• **Stored data entries**
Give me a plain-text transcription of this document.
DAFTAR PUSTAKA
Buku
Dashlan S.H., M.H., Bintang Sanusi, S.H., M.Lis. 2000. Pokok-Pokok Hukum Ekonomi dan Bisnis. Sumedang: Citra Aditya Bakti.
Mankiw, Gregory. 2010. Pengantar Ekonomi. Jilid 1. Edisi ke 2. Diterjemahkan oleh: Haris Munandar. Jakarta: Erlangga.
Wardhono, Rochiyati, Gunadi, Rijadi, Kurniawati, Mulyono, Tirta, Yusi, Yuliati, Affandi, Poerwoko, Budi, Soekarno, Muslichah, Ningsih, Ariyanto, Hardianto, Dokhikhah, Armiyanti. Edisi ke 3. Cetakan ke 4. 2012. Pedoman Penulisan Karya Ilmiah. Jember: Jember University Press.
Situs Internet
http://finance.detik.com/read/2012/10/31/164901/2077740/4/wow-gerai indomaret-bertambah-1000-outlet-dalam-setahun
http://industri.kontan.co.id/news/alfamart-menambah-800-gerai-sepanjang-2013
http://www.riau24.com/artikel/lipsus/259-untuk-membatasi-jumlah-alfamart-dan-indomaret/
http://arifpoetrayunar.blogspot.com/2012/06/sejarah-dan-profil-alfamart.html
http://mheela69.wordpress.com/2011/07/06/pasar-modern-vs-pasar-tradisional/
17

* * *

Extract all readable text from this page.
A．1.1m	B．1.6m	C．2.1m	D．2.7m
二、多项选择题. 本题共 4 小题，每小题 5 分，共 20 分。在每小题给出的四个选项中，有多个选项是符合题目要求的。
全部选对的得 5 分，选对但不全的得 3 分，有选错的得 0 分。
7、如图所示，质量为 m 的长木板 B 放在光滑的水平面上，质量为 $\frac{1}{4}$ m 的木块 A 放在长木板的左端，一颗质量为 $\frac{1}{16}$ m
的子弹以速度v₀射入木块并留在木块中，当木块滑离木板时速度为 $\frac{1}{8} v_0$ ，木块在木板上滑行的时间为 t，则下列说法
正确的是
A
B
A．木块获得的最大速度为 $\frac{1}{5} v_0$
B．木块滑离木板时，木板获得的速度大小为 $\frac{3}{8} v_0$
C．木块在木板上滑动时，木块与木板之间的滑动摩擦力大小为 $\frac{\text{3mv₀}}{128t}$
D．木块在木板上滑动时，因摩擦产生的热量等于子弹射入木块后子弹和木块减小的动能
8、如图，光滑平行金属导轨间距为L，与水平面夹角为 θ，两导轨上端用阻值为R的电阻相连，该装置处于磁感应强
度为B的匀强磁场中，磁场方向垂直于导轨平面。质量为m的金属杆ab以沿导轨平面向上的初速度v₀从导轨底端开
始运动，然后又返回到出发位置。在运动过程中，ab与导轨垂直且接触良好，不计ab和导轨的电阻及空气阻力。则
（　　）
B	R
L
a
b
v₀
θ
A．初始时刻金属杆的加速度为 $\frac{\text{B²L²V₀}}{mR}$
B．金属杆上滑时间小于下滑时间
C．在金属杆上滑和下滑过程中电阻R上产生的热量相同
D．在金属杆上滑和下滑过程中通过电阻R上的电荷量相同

• **Directions for this task**
Count every line above that holds the string "Edisi" and give the total, nothing more.

• **Expected answer**
2